• [Job]:
Report, as a bare number, how many lines hold "Abedini".
## begin Dataset entries
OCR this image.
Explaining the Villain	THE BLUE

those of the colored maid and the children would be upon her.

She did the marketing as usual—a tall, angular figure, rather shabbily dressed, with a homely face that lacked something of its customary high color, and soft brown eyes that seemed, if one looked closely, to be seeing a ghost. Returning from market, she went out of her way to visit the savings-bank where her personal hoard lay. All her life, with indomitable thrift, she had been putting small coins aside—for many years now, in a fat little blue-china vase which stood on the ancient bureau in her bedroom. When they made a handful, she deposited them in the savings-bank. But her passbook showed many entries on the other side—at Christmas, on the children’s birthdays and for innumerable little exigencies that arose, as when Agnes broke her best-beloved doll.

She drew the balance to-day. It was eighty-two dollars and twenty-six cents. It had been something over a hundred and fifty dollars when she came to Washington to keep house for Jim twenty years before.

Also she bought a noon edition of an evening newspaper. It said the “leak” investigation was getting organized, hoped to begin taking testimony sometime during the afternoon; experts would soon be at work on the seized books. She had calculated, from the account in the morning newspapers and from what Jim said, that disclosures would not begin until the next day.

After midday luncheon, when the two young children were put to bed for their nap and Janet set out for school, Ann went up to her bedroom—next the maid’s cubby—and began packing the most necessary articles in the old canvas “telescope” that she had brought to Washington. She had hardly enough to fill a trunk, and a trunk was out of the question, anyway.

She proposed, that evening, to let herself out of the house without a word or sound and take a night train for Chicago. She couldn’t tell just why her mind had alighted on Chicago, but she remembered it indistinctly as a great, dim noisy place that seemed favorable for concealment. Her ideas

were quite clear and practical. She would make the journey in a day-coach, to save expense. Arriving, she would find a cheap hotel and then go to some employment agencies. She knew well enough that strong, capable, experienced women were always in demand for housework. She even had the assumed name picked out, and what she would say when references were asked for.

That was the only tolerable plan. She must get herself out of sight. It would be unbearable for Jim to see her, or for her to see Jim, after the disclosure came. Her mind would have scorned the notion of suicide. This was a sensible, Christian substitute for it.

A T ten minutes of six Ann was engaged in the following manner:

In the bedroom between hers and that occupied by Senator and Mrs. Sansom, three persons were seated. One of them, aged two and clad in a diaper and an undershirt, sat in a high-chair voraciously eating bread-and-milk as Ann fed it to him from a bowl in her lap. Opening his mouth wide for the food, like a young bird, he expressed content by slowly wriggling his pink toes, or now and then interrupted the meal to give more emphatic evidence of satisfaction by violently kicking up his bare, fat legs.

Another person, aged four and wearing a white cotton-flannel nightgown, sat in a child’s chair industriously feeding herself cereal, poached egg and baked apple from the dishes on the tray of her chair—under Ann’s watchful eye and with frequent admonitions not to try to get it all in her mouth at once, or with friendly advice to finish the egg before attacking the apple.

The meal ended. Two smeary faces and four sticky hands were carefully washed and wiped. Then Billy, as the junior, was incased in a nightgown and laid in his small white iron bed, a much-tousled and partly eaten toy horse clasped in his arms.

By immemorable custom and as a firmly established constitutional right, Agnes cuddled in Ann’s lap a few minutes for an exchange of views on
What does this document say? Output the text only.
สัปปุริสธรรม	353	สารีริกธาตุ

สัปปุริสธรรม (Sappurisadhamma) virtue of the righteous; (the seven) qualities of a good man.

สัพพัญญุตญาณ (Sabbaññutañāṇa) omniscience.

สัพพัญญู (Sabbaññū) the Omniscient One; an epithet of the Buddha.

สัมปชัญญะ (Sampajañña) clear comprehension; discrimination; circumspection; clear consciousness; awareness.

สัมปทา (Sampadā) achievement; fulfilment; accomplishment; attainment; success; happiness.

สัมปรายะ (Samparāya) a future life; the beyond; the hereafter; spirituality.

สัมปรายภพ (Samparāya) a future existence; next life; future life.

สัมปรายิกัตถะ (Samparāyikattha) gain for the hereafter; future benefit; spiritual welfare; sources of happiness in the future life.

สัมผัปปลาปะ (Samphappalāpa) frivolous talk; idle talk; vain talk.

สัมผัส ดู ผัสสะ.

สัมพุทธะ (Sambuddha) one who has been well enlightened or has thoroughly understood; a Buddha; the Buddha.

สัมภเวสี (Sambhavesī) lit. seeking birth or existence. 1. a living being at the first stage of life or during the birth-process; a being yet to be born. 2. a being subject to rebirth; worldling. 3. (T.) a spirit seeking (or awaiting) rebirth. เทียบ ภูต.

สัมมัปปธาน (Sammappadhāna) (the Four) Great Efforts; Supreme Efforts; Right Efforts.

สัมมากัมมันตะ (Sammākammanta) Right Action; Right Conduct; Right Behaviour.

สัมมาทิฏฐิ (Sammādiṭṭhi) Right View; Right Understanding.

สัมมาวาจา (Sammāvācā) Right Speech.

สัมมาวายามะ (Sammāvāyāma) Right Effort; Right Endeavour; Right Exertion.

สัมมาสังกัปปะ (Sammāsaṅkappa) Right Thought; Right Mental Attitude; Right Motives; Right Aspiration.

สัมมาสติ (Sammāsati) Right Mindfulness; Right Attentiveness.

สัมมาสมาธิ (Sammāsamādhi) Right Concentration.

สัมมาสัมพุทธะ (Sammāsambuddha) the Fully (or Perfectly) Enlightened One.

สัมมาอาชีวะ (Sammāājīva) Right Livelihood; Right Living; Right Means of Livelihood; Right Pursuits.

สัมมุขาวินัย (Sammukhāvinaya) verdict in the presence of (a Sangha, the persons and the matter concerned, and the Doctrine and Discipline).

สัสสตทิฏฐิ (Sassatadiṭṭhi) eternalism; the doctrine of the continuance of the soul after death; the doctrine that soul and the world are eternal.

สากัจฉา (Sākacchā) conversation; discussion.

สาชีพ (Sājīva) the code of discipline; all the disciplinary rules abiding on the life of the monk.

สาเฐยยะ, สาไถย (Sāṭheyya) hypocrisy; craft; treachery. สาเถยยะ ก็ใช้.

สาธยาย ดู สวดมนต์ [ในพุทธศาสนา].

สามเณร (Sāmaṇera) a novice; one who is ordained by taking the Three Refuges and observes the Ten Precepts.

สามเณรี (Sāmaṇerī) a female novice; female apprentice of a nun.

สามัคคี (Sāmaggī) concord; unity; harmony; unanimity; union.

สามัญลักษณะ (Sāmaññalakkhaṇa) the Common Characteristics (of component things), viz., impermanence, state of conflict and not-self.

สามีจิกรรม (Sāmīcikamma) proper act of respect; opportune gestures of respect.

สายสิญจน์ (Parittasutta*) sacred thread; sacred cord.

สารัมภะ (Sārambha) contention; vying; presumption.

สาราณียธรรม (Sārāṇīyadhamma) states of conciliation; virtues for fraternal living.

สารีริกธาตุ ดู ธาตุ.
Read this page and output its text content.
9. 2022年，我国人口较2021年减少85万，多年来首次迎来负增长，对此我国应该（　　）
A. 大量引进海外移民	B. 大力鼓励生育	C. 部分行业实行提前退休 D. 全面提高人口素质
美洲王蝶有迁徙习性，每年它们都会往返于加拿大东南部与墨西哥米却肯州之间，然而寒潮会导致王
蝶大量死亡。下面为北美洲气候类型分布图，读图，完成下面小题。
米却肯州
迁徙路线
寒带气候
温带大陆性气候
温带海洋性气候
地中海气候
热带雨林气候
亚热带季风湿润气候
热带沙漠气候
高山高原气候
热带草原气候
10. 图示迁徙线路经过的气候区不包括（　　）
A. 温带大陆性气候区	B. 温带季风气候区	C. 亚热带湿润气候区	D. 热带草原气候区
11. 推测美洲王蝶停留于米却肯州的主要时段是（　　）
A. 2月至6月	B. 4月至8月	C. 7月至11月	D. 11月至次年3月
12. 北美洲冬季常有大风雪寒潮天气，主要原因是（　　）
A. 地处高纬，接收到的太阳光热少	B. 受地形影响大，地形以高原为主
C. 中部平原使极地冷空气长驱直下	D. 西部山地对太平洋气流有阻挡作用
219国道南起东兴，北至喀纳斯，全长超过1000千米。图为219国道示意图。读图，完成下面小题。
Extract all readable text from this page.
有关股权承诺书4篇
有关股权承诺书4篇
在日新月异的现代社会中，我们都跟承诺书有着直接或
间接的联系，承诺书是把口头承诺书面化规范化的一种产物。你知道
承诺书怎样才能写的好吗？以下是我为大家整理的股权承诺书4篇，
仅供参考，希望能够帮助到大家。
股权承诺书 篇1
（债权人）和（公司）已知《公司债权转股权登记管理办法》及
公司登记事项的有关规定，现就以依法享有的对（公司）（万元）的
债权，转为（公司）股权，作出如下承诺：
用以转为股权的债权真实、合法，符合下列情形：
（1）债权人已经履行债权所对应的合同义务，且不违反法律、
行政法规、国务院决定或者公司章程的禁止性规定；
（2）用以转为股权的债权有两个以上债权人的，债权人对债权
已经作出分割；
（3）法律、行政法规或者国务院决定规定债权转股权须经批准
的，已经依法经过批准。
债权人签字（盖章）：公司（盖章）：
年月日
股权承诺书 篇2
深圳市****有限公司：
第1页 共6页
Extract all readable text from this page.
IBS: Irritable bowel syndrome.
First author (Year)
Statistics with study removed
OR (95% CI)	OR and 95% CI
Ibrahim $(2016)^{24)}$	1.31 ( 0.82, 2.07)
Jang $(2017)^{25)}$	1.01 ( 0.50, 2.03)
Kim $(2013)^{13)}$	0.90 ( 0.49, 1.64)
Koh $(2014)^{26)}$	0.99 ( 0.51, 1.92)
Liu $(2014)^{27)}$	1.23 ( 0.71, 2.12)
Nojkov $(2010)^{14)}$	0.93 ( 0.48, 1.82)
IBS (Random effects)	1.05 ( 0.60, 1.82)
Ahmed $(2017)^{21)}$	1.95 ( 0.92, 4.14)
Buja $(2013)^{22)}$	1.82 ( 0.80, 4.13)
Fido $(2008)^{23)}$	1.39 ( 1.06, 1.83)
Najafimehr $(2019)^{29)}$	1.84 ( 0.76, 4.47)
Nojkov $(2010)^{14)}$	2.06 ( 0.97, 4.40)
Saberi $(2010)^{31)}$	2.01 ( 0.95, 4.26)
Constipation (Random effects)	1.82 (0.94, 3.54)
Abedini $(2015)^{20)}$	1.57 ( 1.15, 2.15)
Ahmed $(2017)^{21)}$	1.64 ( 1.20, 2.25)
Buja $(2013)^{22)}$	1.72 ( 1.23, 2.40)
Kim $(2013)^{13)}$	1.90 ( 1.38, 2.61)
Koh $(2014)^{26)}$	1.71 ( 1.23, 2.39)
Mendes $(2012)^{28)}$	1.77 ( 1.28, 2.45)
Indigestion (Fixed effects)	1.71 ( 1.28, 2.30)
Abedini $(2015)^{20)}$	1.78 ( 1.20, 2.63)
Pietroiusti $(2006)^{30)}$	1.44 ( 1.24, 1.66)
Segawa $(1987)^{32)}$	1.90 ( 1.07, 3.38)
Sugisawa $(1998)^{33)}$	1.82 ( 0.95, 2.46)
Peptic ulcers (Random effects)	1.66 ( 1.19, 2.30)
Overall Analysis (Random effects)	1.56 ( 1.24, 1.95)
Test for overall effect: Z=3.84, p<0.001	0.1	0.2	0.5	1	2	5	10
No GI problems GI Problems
## end Dataset entries
• [Answer below]:
2